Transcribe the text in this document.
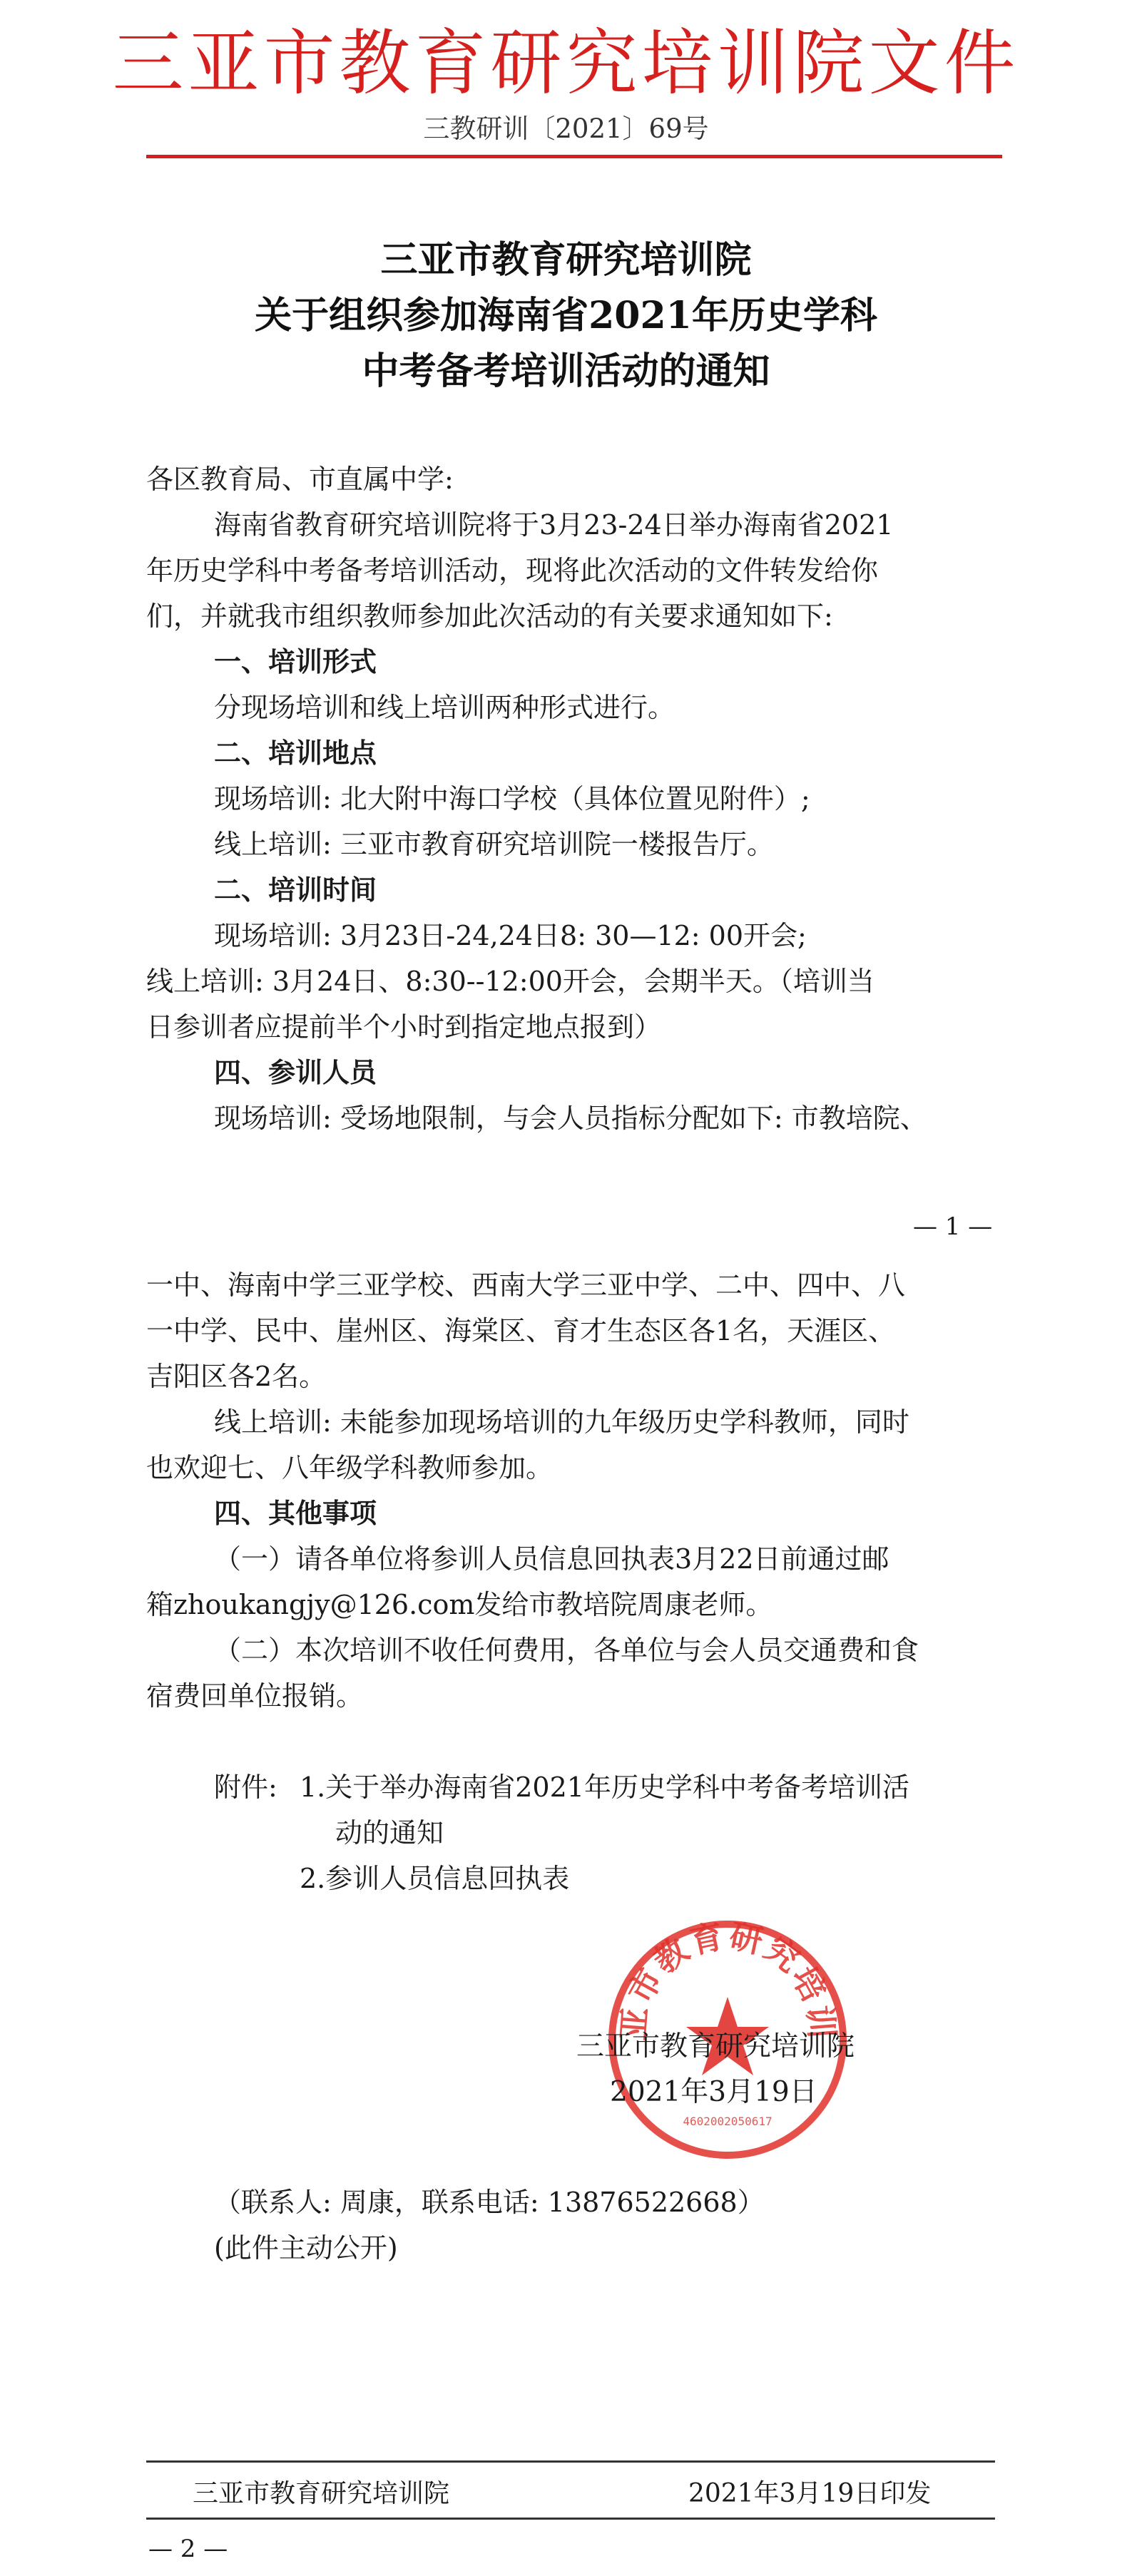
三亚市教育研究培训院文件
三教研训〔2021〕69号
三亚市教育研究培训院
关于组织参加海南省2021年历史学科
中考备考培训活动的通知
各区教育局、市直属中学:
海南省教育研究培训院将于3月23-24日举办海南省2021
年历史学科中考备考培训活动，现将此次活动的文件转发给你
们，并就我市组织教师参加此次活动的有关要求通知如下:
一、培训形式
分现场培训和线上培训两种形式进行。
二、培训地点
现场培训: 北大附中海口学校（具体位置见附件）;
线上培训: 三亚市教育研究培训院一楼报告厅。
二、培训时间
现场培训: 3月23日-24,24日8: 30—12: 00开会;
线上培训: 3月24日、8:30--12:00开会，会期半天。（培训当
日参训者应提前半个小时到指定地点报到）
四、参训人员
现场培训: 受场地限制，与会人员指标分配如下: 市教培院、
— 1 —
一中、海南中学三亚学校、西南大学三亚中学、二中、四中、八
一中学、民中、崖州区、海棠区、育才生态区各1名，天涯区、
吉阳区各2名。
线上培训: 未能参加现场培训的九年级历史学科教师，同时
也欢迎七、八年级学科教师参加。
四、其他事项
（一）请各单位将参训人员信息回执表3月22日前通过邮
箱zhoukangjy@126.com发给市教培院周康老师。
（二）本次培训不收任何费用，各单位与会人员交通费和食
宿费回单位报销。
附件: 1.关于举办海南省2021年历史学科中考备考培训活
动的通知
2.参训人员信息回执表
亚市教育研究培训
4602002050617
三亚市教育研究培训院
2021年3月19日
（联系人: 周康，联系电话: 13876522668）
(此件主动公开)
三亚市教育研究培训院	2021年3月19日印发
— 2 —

※

## GIVEN EXERCISE
Skipping the pictures, transcribe each line above exactly as it appears.

## TASK SOLUTION
Transcribe the text in this document.
三亚市教育研究培训院文件
三教研训〔2021〕69号
三亚市教育研究培训院
关于组织参加海南省2021年历史学科
中考备考培训活动的通知
各区教育局、市直属中学:
海南省教育研究培训院将于3月23-24日举办海南省2021
年历史学科中考备考培训活动，现将此次活动的文件转发给你
们，并就我市组织教师参加此次活动的有关要求通知如下:
一、培训形式
分现场培训和线上培训两种形式进行。
二、培训地点
现场培训: 北大附中海口学校（具体位置见附件）;
线上培训: 三亚市教育研究培训院一楼报告厅。
二、培训时间
现场培训: 3月23日-24,24日8: 30—12: 00开会;
线上培训: 3月24日、8:30--12:00开会，会期半天。（培训当
日参训者应提前半个小时到指定地点报到）
四、参训人员
现场培训: 受场地限制，与会人员指标分配如下: 市教培院、
— 1 —
一中、海南中学三亚学校、西南大学三亚中学、二中、四中、八
一中学、民中、崖州区、海棠区、育才生态区各1名，天涯区、
吉阳区各2名。
线上培训: 未能参加现场培训的九年级历史学科教师，同时
也欢迎七、八年级学科教师参加。
四、其他事项
（一）请各单位将参训人员信息回执表3月22日前通过邮
箱zhoukangjy@126.com发给市教培院周康老师。
（二）本次培训不收任何费用，各单位与会人员交通费和食
宿费回单位报销。
附件: 1.关于举办海南省2021年历史学科中考备考培训活
动的通知
2.参训人员信息回执表
亚市教育研究培训
4602002050617
三亚市教育研究培训院
2021年3月19日
（联系人: 周康，联系电话: 13876522668）
(此件主动公开)
三亚市教育研究培训院	2021年3月19日印发
— 2 —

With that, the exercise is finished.